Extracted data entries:
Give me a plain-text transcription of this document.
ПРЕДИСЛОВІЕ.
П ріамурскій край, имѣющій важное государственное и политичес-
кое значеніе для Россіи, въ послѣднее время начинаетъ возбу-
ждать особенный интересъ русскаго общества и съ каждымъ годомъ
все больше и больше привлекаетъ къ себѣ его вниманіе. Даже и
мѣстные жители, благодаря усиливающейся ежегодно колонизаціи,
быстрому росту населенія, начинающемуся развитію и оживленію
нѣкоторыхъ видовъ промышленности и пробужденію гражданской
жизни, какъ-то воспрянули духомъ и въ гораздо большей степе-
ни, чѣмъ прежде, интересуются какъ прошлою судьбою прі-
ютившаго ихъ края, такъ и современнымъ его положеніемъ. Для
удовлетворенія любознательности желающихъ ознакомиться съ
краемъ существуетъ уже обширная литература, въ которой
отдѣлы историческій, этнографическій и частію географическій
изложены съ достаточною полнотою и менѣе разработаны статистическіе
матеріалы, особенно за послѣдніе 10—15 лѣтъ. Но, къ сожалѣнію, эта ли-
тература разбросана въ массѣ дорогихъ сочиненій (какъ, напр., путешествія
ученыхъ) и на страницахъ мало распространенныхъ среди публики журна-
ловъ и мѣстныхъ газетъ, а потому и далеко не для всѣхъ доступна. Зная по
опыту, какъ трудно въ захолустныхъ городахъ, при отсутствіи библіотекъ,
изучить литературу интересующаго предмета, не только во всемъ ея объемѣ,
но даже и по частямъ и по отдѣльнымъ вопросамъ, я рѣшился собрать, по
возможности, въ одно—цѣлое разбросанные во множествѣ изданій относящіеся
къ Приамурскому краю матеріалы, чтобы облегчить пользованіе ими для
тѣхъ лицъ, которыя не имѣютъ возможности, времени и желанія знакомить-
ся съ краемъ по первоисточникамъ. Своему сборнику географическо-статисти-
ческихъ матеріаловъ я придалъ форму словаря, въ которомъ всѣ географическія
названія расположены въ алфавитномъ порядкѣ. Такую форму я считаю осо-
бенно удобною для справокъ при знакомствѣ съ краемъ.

What to work on: Produce an exact copy of all the records.

Exercise response:
Give me a plain-text transcription of this document.
ПРЕДИСЛОВІЕ.
П ріамурскій край, имѣющій важное государственное и политичес-
кое значеніе для Россіи, въ послѣднее время начинаетъ возбу-
ждать особенный интересъ русскаго общества и съ каждымъ годомъ
все больше и больше привлекаетъ къ себѣ его вниманіе. Даже и
мѣстные жители, благодаря усиливающейся ежегодно колонизаціи,
быстрому росту населенія, начинающемуся развитію и оживленію
нѣкоторыхъ видовъ промышленности и пробужденію гражданской
жизни, какъ-то воспрянули духомъ и въ гораздо большей степе-
ни, чѣмъ прежде, интересуются какъ прошлою судьбою прі-
ютившаго ихъ края, такъ и современнымъ его положеніемъ. Для
удовлетворенія любознательности желающихъ ознакомиться съ
краемъ существуетъ уже обширная литература, въ которой
отдѣлы историческій, этнографическій и частію географическій
изложены съ достаточною полнотою и менѣе разработаны статистическіе
матеріалы, особенно за послѣдніе 10—15 лѣтъ. Но, къ сожалѣнію, эта ли-
тература разбросана въ массѣ дорогихъ сочиненій (какъ, напр., путешествія
ученыхъ) и на страницахъ мало распространенныхъ среди публики журна-
ловъ и мѣстныхъ газетъ, а потому и далеко не для всѣхъ доступна. Зная по
опыту, какъ трудно въ захолустныхъ городахъ, при отсутствіи библіотекъ,
изучить литературу интересующаго предмета, не только во всемъ ея объемѣ,
но даже и по частямъ и по отдѣльнымъ вопросамъ, я рѣшился собрать, по
возможности, въ одно—цѣлое разбросанные во множествѣ изданій относящіеся
къ Приамурскому краю матеріалы, чтобы облегчить пользованіе ими для
тѣхъ лицъ, которыя не имѣютъ возможности, времени и желанія знакомить-
ся съ краемъ по первоисточникамъ. Своему сборнику географическо-статисти-
ческихъ матеріаловъ я придалъ форму словаря, въ которомъ всѣ географическія
названія расположены въ алфавитномъ порядкѣ. Такую форму я считаю осо-
бенно удобною для справокъ при знакомствѣ съ краемъ.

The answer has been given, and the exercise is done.